*What you will do:* Give a verbatim quotation of every record.

*Rows:*
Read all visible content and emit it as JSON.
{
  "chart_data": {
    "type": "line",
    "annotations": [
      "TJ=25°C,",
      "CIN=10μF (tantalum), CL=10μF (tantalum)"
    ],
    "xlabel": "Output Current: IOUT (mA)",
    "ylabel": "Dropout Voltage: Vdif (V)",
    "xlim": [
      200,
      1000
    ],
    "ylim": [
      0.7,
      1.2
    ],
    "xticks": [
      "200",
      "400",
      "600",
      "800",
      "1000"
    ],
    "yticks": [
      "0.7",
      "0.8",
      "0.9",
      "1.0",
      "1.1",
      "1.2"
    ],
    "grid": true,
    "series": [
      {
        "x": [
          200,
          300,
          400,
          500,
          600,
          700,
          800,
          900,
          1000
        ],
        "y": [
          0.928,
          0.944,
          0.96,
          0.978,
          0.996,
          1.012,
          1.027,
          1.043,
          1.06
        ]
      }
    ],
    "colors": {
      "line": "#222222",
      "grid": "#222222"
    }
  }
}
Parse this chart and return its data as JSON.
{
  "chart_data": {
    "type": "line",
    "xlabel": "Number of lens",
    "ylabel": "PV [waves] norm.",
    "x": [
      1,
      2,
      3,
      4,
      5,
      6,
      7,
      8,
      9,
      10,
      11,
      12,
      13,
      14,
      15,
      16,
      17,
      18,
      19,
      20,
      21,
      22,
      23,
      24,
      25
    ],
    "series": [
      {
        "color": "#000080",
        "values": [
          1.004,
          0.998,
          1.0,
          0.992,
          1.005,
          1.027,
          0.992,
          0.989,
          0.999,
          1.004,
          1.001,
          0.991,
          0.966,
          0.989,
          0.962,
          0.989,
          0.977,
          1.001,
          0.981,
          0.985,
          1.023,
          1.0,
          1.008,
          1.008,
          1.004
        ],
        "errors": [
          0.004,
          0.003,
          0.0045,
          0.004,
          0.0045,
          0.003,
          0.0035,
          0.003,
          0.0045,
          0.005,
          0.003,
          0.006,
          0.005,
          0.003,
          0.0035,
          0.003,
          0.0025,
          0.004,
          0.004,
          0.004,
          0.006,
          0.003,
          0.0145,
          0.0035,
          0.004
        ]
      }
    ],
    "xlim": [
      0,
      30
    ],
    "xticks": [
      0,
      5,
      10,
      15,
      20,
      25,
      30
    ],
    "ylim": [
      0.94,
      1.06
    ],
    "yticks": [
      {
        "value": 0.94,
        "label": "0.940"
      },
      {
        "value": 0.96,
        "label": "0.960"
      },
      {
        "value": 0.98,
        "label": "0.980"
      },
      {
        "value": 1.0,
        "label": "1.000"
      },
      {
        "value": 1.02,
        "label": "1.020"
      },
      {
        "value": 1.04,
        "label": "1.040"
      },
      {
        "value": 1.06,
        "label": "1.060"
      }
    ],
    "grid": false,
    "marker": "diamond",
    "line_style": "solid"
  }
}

*Solution to this problem:*
Read all visible content and emit it as JSON.
{
  "chart_data": {
    "type": "line",
    "annotations": [
      "TJ=25°C,",
      "CIN=10μF (tantalum), CL=10μF (tantalum)"
    ],
    "xlabel": "Output Current: IOUT (mA)",
    "ylabel": "Dropout Voltage: Vdif (V)",
    "xlim": [
      200,
      1000
    ],
    "ylim": [
      0.7,
      1.2
    ],
    "xticks": [
      "200",
      "400",
      "600",
      "800",
      "1000"
    ],
    "yticks": [
      "0.7",
      "0.8",
      "0.9",
      "1.0",
      "1.1",
      "1.2"
    ],
    "grid": true,
    "series": [
      {
        "x": [
          200,
          300,
          400,
          500,
          600,
          700,
          800,
          900,
          1000
        ],
        "y": [
          0.928,
          0.944,
          0.96,
          0.978,
          0.996,
          1.012,
          1.027,
          1.043,
          1.06
        ]
      }
    ],
    "colors": {
      "line": "#222222",
      "grid": "#222222"
    }
  }
}
Parse this chart and return its data as JSON.
{
  "chart_data": {
    "type": "line",
    "xlabel": "Number of lens",
    "ylabel": "PV [waves] norm.",
    "x": [
      1,
      2,
      3,
      4,
      5,
      6,
      7,
      8,
      9,
      10,
      11,
      12,
      13,
      14,
      15,
      16,
      17,
      18,
      19,
      20,
      21,
      22,
      23,
      24,
      25
    ],
    "series": [
      {
        "color": "#000080",
        "values": [
          1.004,
          0.998,
          1.0,
          0.992,
          1.005,
          1.027,
          0.992,
          0.989,
          0.999,
          1.004,
          1.001,
          0.991,
          0.966,
          0.989,
          0.962,
          0.989,
          0.977,
          1.001,
          0.981,
          0.985,
          1.023,
          1.0,
          1.008,
          1.008,
          1.004
        ],
        "errors": [
          0.004,
          0.003,
          0.0045,
          0.004,
          0.0045,
          0.003,
          0.0035,
          0.003,
          0.0045,
          0.005,
          0.003,
          0.006,
          0.005,
          0.003,
          0.0035,
          0.003,
          0.0025,
          0.004,
          0.004,
          0.004,
          0.006,
          0.003,
          0.0145,
          0.0035,
          0.004
        ]
      }
    ],
    "xlim": [
      0,
      30
    ],
    "xticks": [
      0,
      5,
      10,
      15,
      20,
      25,
      30
    ],
    "ylim": [
      0.94,
      1.06
    ],
    "yticks": [
      {
        "value": 0.94,
        "label": "0.940"
      },
      {
        "value": 0.96,
        "label": "0.960"
      },
      {
        "value": 0.98,
        "label": "0.980"
      },
      {
        "value": 1.0,
        "label": "1.000"
      },
      {
        "value": 1.02,
        "label": "1.020"
      },
      {
        "value": 1.04,
        "label": "1.040"
      },
      {
        "value": 1.06,
        "label": "1.060"
      }
    ],
    "grid": false,
    "marker": "diamond",
    "line_style": "solid"
  }
}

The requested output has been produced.